SELECTED PASSAGE:

%%

Clifton said he is thrilled that the festival now only includes one drive-through night. His favorite part of the Winterhaven experience is the people who come through to appreciate the neighborhood lights.

“It’s amazing, the people that come through,” Clifton said. “Everybody’s in the greatest mood. I love it—it’s well worth it.”

Sean Doyle, another Winterhaven resident, moved to the neighborhood about a month and a half ago. He said he looks forward to participating in the festival this year.

“We’re really excited, especially because we have our little boy,” Doyle said. “We wanted to bring him up in this kind of atmosphere where they really get into the Christmas spirit. He sees that all the lights are going up, so he’s more alert to what’s going on and is asking about Santa Claus.”

Doyle had to make a few extra stops at the store to buy lights because he got less than he had anticipated.

“We’re trying to … get good-quality so that way it lasts 38 years,” Doyle said, nodding to the longevity of his neighbor’s Christmas facade.

Although his arsenal of illumination includes nets and strings of lights and even some solar lights, Doyle isn’t super worried about winning any of the festival competitions this year.

%%

SET TASKS:
1. Answer these questions using the passage on the Winterhaven festival.
(a) What does Clifton name as his favorite part of the Winterhaven experience?
(b) How long ago did Sean Doyle move to the neighborhood?
(c) What kinds of lights make up Doyle's supply?
2. Continue the passage on the Winterhaven festival, starting after its final sentence.

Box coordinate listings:
%%

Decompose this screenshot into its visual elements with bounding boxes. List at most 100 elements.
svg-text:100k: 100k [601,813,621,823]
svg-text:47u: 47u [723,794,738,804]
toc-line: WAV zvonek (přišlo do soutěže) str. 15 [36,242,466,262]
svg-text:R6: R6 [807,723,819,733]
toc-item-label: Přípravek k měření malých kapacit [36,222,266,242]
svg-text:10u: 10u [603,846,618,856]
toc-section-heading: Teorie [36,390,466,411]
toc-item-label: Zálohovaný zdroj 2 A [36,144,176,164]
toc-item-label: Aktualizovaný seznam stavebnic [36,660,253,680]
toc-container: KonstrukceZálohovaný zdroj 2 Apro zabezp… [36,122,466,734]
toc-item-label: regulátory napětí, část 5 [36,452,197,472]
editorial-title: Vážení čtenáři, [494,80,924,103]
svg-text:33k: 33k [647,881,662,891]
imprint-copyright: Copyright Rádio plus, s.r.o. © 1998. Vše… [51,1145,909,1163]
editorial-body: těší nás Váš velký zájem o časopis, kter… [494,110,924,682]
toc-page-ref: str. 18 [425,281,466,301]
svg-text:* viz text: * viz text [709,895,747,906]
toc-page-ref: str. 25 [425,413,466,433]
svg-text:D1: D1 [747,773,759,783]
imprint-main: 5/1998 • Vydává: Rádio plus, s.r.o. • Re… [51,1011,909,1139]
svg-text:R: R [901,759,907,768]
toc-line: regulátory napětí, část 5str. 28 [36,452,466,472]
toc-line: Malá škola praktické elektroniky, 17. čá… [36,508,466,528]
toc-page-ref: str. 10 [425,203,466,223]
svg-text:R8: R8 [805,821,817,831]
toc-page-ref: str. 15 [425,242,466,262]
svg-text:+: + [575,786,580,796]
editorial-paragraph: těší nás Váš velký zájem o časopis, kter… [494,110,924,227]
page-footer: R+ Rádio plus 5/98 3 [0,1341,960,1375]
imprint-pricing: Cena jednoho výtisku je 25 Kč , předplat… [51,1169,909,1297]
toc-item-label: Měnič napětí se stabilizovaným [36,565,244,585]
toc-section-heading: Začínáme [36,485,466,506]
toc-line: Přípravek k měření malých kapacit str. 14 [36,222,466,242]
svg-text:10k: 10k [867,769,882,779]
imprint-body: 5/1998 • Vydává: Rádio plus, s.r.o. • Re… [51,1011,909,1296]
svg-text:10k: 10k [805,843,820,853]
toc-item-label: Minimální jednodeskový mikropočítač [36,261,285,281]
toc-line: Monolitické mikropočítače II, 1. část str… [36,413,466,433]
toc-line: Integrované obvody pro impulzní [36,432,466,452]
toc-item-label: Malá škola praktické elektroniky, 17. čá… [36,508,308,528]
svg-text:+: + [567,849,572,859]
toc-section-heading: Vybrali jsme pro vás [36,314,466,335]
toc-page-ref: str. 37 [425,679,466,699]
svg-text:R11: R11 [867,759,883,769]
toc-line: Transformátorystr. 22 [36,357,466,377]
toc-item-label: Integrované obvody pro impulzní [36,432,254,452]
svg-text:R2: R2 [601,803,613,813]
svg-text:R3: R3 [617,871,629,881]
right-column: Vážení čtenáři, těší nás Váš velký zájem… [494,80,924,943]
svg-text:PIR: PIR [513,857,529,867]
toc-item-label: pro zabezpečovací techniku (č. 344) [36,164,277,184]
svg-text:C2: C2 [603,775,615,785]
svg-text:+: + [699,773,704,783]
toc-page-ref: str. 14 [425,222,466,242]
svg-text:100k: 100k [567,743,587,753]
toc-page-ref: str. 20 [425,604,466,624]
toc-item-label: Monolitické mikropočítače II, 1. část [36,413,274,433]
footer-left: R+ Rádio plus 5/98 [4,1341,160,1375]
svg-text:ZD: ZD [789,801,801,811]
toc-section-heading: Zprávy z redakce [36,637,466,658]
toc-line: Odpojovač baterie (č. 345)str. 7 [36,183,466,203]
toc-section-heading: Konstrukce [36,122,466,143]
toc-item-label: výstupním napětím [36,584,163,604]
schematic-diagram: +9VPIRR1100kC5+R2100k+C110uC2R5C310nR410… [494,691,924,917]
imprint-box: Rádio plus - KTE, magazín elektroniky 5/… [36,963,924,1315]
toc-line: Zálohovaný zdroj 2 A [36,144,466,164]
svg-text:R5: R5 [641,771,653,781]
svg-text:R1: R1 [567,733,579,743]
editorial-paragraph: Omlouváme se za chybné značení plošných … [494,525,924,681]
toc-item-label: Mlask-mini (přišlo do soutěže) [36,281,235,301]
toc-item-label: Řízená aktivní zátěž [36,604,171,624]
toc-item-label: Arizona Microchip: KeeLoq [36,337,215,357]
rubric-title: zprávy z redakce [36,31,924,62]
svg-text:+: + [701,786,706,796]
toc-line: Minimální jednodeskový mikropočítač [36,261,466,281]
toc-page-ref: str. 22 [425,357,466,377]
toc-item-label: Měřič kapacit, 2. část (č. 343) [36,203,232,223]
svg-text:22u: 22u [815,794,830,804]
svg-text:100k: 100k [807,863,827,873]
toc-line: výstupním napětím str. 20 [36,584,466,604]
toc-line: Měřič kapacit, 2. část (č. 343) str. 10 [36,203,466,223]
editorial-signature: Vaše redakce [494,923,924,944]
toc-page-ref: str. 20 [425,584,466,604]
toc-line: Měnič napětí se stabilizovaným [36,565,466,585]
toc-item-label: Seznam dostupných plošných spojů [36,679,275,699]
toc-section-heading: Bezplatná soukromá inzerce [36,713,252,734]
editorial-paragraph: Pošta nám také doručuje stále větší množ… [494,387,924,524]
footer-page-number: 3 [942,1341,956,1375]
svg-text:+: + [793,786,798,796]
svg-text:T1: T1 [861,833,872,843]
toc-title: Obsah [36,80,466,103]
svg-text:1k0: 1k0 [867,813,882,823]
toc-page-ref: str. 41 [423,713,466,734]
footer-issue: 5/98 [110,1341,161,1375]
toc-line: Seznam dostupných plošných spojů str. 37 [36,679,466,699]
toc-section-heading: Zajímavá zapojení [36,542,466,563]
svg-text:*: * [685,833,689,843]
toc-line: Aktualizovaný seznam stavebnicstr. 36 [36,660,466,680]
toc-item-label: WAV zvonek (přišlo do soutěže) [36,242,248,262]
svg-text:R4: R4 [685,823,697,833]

%%

RESULTS FOR EACH TASK:
1.
(a) The people who come through to appreciate the neighborhood lights.
(b) About a month and a half ago.
(c) Nets and strings of lights, plus some solar lights.

2.
“Honestly, I just want it to look nice and kind of up to par with everything else,” Doyle said.

Each year, the houses are judged for various titles. Some of this year’s awards include Best Use of Lights, Southwest Christmas, TEP’s Favorite and Best Dressed Vehicle.

The most prestigious competition is for the CB Richards award. CB Richards created the festival in 1949 after visiting a similar display in Beverly Hills.

The festival lasts from Dec. 10-26 and is free and open to the public from 6-10 p.m. every day. Groups in cars can drive through the neighborhood during the drive-through night on Dec. 26.

Winterhaven Hayrides and Arizona Party Bikes are also available by reservation to ride through the neighborhood.

Festival goers can also donate to the Community Food Bank at every entrance to the neighborhood.

The city of Tucson stopped funding the festival in 2010, and since then, festival organizers have reached out to the community and local businesses for financial assistance.

Robin Dolezal, the festival chair, said the event costs around $70,000 to put on, the majority of which is used to pay for barricades, insurance and off-duty police officers. Dolezal said they have applied to receive funding from Casino Del Sol and the Pascua Yaqui Tribe, a previous year’s title sponsor.

Dolezal said they have seen some community support, but the festival is still in need of a title sponsor.

“The festival is going to happen no matter what this year,” Dolezal said.

Dolezal, a Winterhaven resident, said the festival always brings a cheerful buzz to the neighborhood and the Tucson community. He said around 200,000 people come through the festival during its two-week run.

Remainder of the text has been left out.